(Records from a dataset)

....................

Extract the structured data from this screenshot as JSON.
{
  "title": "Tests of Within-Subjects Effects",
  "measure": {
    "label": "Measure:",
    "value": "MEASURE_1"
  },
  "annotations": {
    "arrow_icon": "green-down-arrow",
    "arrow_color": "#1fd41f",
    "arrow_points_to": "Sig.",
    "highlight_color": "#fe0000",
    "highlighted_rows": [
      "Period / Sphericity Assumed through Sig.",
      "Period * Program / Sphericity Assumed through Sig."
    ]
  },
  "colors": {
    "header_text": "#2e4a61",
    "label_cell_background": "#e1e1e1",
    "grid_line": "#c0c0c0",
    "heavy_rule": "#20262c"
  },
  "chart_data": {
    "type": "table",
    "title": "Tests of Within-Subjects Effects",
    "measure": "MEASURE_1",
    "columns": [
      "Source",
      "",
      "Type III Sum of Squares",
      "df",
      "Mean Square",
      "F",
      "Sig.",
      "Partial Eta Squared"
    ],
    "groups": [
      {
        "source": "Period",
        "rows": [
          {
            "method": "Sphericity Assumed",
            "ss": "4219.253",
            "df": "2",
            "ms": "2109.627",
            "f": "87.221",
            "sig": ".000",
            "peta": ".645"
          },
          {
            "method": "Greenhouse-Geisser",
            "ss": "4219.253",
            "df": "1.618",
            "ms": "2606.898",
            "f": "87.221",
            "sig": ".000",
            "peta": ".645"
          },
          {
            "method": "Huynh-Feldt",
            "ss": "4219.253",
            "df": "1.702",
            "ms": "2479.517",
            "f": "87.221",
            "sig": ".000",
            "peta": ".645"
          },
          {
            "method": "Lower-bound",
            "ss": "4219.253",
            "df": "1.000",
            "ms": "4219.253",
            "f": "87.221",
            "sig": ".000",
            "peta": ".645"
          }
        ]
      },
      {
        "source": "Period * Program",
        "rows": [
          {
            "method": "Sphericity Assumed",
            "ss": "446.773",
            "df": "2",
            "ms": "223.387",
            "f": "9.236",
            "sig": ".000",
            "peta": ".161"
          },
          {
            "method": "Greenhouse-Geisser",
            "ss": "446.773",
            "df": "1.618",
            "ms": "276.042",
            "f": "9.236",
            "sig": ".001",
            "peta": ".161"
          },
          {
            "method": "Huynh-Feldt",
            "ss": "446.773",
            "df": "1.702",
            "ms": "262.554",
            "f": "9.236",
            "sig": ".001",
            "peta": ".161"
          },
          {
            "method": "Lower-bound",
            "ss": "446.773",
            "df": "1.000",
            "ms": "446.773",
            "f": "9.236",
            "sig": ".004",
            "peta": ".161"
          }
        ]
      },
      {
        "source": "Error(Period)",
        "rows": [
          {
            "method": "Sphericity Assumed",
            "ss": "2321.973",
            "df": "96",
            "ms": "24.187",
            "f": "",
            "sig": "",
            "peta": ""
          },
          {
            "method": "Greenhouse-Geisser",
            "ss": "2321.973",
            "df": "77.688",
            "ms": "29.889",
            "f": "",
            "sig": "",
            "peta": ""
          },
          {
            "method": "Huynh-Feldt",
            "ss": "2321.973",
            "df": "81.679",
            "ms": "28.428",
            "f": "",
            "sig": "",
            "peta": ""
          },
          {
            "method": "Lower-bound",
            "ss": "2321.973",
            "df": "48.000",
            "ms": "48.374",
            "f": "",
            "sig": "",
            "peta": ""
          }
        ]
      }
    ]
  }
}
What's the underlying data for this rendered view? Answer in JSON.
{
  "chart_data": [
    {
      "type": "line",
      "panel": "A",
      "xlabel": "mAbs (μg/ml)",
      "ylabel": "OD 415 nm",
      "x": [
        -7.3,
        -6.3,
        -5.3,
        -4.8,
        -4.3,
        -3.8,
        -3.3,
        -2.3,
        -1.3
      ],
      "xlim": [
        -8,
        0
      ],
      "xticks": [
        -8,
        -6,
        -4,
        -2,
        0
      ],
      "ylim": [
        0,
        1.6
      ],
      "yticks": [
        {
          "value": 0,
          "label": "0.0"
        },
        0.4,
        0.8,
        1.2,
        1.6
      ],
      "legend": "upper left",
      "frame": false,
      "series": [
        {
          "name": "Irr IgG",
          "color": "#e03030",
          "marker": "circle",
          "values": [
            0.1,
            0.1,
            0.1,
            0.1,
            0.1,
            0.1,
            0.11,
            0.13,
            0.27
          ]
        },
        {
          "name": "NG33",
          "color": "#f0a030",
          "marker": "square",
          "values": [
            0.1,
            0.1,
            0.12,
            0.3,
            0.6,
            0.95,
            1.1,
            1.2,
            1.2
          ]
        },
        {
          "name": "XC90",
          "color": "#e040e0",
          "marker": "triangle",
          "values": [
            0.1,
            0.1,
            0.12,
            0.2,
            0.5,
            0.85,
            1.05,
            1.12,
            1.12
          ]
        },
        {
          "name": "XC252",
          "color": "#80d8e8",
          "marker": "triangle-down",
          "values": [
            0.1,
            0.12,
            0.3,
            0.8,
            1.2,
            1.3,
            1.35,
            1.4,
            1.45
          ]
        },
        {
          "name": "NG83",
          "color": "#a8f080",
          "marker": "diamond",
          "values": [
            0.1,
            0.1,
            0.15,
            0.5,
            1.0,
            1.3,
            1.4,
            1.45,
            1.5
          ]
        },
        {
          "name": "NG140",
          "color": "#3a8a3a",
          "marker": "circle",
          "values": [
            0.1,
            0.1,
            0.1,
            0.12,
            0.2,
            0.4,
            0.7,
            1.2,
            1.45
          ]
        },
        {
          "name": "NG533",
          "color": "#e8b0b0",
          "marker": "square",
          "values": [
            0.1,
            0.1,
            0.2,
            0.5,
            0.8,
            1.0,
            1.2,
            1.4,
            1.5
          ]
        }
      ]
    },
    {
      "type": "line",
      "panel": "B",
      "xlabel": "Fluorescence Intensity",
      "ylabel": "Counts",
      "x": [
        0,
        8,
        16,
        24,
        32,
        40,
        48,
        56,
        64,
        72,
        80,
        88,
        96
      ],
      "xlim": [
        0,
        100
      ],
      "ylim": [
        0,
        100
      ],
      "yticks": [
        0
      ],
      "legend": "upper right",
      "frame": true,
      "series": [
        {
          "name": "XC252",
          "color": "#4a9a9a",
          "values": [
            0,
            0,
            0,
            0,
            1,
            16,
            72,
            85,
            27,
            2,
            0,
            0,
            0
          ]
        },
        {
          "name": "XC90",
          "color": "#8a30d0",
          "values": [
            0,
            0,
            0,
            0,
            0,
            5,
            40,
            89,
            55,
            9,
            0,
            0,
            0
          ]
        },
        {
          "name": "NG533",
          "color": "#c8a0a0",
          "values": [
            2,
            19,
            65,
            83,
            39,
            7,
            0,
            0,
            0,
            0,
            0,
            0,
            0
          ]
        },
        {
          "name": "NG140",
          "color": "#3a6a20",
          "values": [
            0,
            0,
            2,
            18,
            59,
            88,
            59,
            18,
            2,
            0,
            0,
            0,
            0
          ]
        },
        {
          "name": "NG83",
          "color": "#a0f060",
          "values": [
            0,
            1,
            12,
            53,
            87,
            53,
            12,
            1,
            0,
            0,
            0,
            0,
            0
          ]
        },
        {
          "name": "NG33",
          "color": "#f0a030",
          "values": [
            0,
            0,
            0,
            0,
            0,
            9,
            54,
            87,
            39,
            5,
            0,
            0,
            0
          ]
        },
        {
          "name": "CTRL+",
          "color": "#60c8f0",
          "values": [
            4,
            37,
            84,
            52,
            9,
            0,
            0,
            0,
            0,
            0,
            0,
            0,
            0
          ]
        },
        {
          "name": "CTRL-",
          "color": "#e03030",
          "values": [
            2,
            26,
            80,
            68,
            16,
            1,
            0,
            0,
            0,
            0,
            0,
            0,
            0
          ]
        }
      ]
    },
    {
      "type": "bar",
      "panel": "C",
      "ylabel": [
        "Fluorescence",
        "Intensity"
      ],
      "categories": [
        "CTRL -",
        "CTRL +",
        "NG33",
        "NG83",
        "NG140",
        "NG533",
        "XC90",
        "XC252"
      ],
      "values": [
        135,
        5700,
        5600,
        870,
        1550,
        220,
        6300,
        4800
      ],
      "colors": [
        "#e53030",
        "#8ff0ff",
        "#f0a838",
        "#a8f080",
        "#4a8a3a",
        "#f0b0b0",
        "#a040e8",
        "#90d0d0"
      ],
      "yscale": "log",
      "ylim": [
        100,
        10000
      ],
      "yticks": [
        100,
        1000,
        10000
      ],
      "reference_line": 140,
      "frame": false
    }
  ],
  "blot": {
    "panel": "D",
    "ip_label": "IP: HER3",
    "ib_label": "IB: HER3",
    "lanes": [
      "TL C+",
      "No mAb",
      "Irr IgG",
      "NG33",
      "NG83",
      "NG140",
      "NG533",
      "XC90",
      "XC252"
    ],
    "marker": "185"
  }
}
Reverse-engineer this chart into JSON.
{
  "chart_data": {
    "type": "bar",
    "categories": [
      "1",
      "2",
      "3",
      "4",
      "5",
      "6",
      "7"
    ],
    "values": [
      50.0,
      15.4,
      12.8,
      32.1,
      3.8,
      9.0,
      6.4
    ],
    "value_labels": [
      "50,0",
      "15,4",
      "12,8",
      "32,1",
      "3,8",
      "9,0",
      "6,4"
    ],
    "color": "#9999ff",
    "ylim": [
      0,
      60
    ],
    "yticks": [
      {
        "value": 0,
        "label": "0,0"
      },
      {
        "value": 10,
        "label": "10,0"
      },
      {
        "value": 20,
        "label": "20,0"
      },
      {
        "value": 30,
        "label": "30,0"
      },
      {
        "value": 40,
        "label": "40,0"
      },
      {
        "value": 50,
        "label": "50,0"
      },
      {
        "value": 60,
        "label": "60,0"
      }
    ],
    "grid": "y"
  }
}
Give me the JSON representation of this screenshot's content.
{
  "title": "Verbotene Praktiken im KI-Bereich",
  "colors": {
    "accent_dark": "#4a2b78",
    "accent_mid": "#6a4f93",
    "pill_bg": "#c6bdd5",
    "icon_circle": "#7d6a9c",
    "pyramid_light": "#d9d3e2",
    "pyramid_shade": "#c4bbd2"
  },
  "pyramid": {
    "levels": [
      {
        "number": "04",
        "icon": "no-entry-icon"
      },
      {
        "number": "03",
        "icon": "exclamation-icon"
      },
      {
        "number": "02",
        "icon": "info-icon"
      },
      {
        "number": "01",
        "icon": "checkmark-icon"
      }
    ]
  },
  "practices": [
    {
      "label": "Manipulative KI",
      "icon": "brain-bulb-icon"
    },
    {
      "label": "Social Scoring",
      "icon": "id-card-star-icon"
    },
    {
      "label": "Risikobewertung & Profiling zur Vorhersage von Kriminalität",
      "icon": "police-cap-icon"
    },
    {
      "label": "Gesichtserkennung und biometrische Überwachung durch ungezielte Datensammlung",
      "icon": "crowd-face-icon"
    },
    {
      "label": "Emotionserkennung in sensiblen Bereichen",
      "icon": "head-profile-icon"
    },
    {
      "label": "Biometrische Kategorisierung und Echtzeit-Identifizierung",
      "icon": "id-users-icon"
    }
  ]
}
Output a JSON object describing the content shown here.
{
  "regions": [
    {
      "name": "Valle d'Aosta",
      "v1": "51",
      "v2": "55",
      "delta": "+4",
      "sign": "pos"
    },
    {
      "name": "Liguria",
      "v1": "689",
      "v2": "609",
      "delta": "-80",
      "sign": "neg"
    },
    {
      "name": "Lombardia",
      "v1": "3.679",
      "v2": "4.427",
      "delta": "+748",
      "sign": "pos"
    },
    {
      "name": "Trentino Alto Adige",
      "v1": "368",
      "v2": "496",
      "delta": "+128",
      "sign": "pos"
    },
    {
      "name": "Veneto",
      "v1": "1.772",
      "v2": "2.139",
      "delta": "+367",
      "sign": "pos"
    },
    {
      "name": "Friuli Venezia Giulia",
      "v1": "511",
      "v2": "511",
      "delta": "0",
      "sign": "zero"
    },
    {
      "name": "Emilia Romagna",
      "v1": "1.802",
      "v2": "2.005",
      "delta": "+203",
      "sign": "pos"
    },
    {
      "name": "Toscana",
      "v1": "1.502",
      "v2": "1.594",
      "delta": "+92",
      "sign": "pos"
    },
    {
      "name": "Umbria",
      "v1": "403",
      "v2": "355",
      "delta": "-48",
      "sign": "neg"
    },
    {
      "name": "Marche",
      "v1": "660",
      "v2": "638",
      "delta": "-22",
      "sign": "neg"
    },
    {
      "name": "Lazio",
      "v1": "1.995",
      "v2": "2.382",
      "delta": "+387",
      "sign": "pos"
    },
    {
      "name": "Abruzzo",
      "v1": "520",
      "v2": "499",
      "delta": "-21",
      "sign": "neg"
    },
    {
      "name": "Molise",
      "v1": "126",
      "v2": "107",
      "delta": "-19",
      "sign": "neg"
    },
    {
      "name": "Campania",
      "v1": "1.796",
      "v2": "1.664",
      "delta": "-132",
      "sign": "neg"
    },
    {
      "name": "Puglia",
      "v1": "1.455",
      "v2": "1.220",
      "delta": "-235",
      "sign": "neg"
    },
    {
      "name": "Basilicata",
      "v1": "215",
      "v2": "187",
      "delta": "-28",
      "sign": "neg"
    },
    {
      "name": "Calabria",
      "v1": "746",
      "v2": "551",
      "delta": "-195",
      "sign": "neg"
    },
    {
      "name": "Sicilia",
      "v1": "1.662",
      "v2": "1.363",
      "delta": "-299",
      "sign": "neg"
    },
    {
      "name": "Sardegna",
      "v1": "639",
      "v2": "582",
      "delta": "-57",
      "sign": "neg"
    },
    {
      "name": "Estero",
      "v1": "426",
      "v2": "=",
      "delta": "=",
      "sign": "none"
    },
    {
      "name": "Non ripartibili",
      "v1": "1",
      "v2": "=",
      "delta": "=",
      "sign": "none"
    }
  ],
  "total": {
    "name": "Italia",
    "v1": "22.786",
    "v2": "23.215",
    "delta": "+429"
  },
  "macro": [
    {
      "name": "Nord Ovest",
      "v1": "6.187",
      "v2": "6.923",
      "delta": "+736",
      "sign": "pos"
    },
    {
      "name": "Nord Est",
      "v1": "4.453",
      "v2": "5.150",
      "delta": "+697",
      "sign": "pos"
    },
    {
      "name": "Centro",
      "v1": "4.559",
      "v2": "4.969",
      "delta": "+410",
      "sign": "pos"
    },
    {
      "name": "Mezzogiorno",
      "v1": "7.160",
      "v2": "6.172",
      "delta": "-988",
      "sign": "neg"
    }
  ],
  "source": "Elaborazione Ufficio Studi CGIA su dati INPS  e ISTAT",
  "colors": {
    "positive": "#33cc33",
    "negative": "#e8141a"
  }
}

....................

**Instructions to follow:** Find every line in the records above that contains the word "down", and copy each one.

**Expected answer:**
    "arrow_icon": "green-down-arrow",
          "marker": "triangle-down",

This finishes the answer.